WHAT TO DO: Read the lines that follow and pick out every one containing the word "AA₁O₁O".

[Dataset items]
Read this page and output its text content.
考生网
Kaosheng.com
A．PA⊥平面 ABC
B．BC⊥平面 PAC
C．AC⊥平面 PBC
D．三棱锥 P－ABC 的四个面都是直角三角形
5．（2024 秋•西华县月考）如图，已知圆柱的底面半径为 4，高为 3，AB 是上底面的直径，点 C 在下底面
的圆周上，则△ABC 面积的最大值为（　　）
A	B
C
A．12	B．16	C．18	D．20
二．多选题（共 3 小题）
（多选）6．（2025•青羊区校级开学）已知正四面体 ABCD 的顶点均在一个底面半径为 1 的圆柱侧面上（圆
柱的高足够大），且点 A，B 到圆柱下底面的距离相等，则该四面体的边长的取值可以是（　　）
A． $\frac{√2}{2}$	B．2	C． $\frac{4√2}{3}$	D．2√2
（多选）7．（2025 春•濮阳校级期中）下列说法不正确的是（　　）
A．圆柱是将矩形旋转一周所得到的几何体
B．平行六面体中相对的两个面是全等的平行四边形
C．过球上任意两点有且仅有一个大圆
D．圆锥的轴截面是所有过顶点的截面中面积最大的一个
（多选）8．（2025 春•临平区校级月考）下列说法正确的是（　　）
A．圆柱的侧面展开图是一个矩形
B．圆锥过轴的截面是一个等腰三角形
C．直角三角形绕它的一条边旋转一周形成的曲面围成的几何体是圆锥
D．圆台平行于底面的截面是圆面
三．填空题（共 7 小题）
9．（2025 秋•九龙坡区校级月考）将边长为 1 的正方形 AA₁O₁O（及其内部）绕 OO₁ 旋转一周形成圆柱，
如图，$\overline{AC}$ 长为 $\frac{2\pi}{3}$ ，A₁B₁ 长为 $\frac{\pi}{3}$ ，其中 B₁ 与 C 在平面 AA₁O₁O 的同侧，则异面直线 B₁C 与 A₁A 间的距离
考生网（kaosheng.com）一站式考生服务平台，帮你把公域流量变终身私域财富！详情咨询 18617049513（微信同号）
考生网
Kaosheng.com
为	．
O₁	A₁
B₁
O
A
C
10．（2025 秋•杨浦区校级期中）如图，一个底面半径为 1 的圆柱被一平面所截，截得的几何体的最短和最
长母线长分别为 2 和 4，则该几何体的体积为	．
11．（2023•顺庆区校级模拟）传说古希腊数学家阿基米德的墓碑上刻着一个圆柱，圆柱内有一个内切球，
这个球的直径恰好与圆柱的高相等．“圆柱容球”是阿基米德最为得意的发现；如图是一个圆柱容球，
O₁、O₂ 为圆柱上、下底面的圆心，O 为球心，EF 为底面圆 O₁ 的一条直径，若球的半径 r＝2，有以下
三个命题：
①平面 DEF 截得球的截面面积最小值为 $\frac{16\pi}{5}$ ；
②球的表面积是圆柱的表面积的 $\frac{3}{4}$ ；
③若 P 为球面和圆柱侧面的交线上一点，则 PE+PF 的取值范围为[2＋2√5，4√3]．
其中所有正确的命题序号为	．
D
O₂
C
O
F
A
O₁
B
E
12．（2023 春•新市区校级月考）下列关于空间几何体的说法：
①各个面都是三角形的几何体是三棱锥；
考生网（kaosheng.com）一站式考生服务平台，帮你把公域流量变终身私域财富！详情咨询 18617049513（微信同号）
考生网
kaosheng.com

TASK OUTPUT:
9．（2025 秋•九龙坡区校级月考）将边长为 1 的正方形 AA₁O₁O（及其内部）绕 OO₁ 旋转一周形成圆柱，
如图，$\overline{AC}$ 长为 $\frac{2\pi}{3}$ ，A₁B₁ 长为 $\frac{\pi}{3}$ ，其中 B₁ 与 C 在平面 AA₁O₁O 的同侧，则异面直线 B₁C 与 A₁A 间的距离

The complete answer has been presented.